▶ _The exercise_
Repeat every entry word for word, but leave the images out of your copy.

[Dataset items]
▼
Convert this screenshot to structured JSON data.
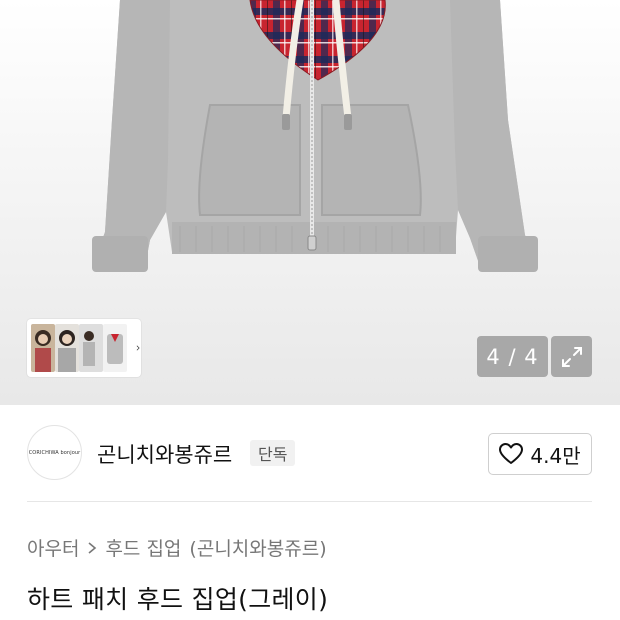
{
  "gallery": {
    "counter": "4 / 4",
    "icons": {
      "thumbs_next": "chevron-right-icon",
      "expand": "expand-arrows-icon"
    }
  },
  "brand": {
    "logo_text": "CORICHIWA bonjour",
    "name": "곤니치와봉쥬르",
    "badge": "단독",
    "likes": "4.4만",
    "like_icon": "heart-outline-icon"
  },
  "breadcrumb": {
    "category": "아우터",
    "subcategory": "후드 집업",
    "brand": "(곤니치와봉쥬르)"
  },
  "product": {
    "title": "하트 패치 후드 집업(그레이)"
  },
  "colors": {
    "hoodie_gray": "#b9b9b9",
    "plaid_red": "#c8242f",
    "plaid_navy": "#1d2a5a",
    "counter_bg": "#a8a8a8"
  }
}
▲
▶ _Response to the task_
Convert this screenshot to structured JSON data.
{
  "gallery": {
    "counter": "4 / 4",
    "icons": {
      "thumbs_next": "chevron-right-icon",
      "expand": "expand-arrows-icon"
    }
  },
  "brand": {
    "logo_text": "CORICHIWA bonjour",
    "name": "곤니치와봉쥬르",
    "badge": "단독",
    "likes": "4.4만",
    "like_icon": "heart-outline-icon"
  },
  "breadcrumb": {
    "category": "아우터",
    "subcategory": "후드 집업",
    "brand": "(곤니치와봉쥬르)"
  },
  "product": {
    "title": "하트 패치 후드 집업(그레이)"
  },
  "colors": {
    "hoodie_gray": "#b9b9b9",
    "plaid_red": "#c8242f",
    "plaid_navy": "#1d2a5a",
    "counter_bg": "#a8a8a8"
  }
}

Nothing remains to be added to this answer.